_Task to complete_.
Extract every line of the data below word for word, leaving out any line that stands for a picture.

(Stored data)
● ● ● ● ● ● ●

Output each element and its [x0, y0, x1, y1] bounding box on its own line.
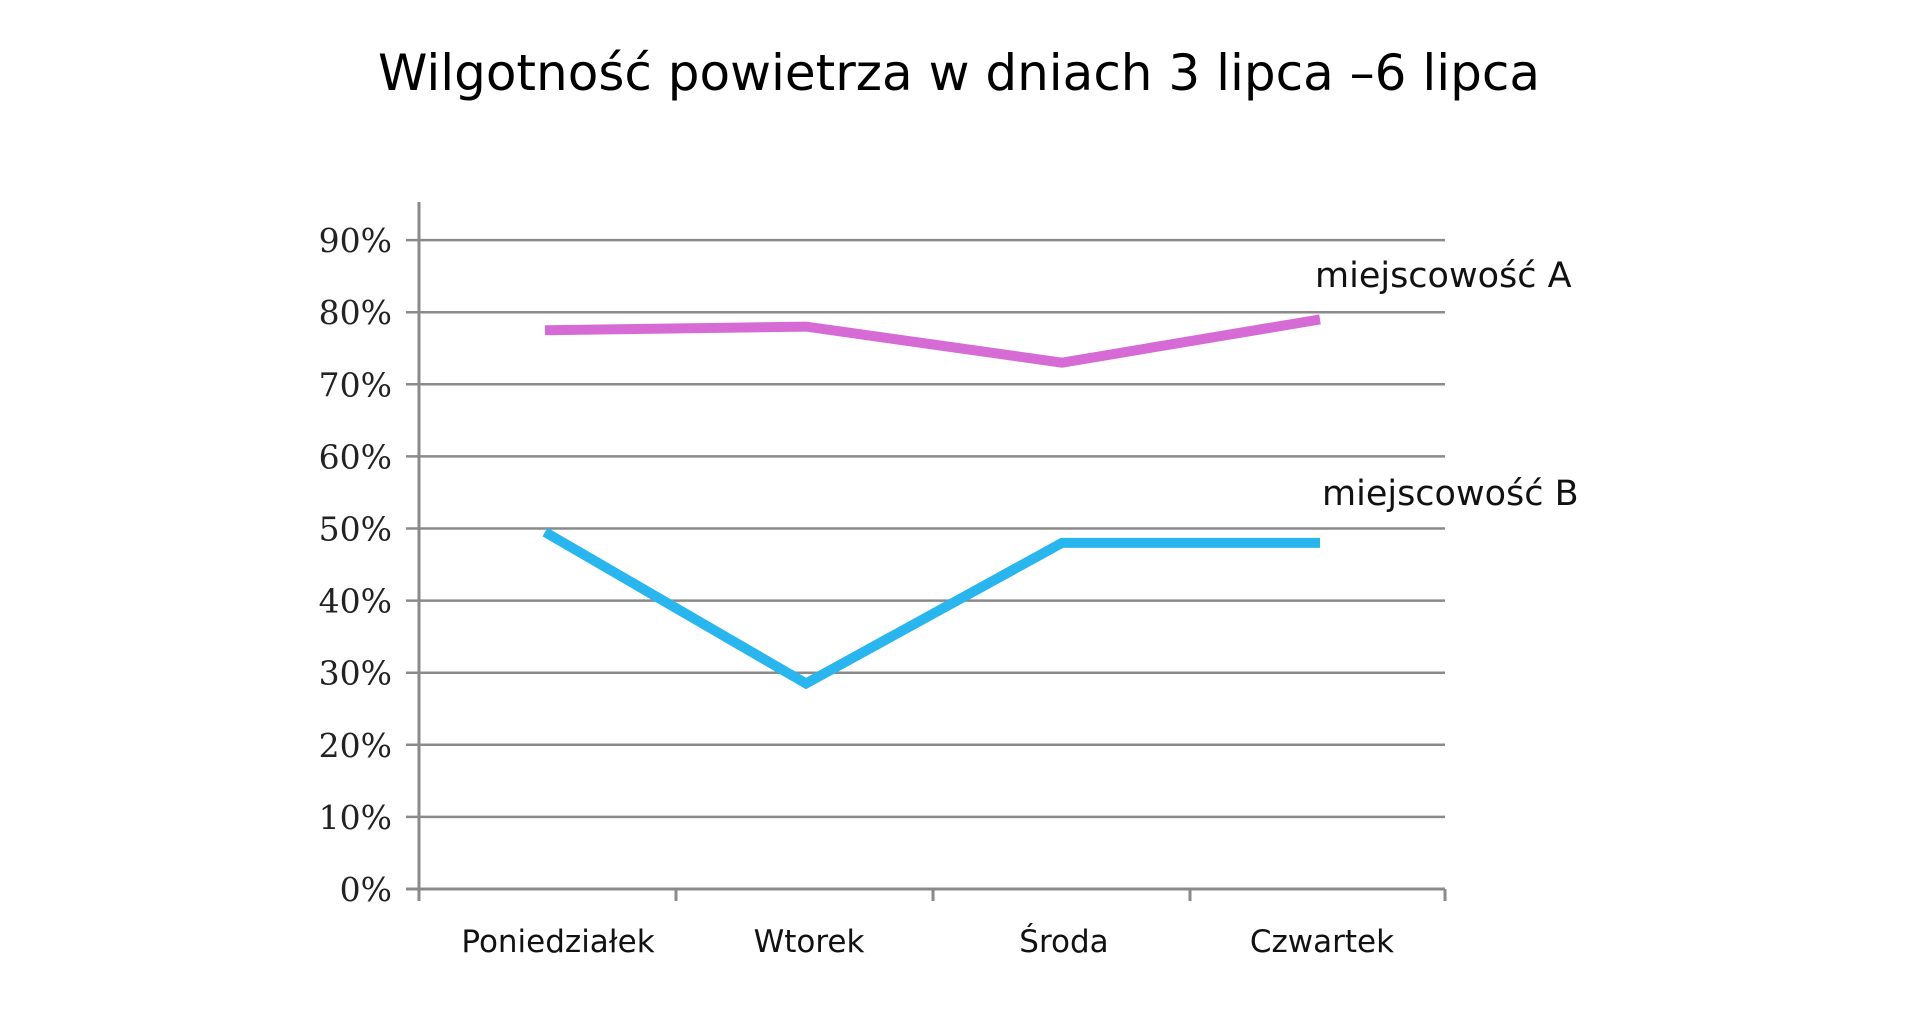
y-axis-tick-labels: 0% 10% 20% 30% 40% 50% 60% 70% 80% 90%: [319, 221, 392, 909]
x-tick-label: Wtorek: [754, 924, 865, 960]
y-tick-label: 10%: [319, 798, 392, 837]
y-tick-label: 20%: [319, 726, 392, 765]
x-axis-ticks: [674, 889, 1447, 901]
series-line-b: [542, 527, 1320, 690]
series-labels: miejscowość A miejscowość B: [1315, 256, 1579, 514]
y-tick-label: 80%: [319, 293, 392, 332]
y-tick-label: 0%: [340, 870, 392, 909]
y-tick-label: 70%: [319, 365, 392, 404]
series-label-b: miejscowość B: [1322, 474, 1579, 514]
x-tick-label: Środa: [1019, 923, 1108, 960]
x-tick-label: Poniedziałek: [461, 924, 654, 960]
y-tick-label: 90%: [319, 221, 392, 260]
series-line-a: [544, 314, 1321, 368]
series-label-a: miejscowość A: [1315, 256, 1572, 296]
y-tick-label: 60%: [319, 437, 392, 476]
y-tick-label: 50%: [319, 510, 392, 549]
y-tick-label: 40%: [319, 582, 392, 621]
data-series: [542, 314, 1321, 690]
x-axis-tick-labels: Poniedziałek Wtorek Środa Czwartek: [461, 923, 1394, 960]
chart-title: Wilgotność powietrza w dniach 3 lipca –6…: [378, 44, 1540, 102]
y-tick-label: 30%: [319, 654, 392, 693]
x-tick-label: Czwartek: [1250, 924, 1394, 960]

● ● ● ● ● ● ●

_The answer_.
Output each element and its [x0, y0, x1, y1] bounding box on its own line.
y-axis-tick-labels: 0% 10% 20% 30% 40% 50% 60% 70% 80% 90%: [319, 221, 392, 909]
x-tick-label: Wtorek: [754, 924, 865, 960]
y-tick-label: 10%: [319, 798, 392, 837]
y-tick-label: 20%: [319, 726, 392, 765]
x-axis-ticks: [674, 889, 1447, 901]
series-line-b: [542, 527, 1320, 690]
series-labels: miejscowość A miejscowość B: [1315, 256, 1579, 514]
y-tick-label: 80%: [319, 293, 392, 332]
y-tick-label: 0%: [340, 870, 392, 909]
y-tick-label: 70%: [319, 365, 392, 404]
series-label-b: miejscowość B: [1322, 474, 1579, 514]
x-tick-label: Środa: [1019, 923, 1108, 960]
x-tick-label: Poniedziałek: [461, 924, 654, 960]
y-tick-label: 90%: [319, 221, 392, 260]
series-line-a: [544, 314, 1321, 368]
series-label-a: miejscowość A: [1315, 256, 1572, 296]
y-tick-label: 60%: [319, 437, 392, 476]
y-tick-label: 50%: [319, 510, 392, 549]
y-tick-label: 40%: [319, 582, 392, 621]
data-series: [542, 314, 1321, 690]
x-axis-tick-labels: Poniedziałek Wtorek Środa Czwartek: [461, 923, 1394, 960]
chart-title: Wilgotność powietrza w dniach 3 lipca –6…: [378, 44, 1540, 102]
y-tick-label: 30%: [319, 654, 392, 693]
x-tick-label: Czwartek: [1250, 924, 1394, 960]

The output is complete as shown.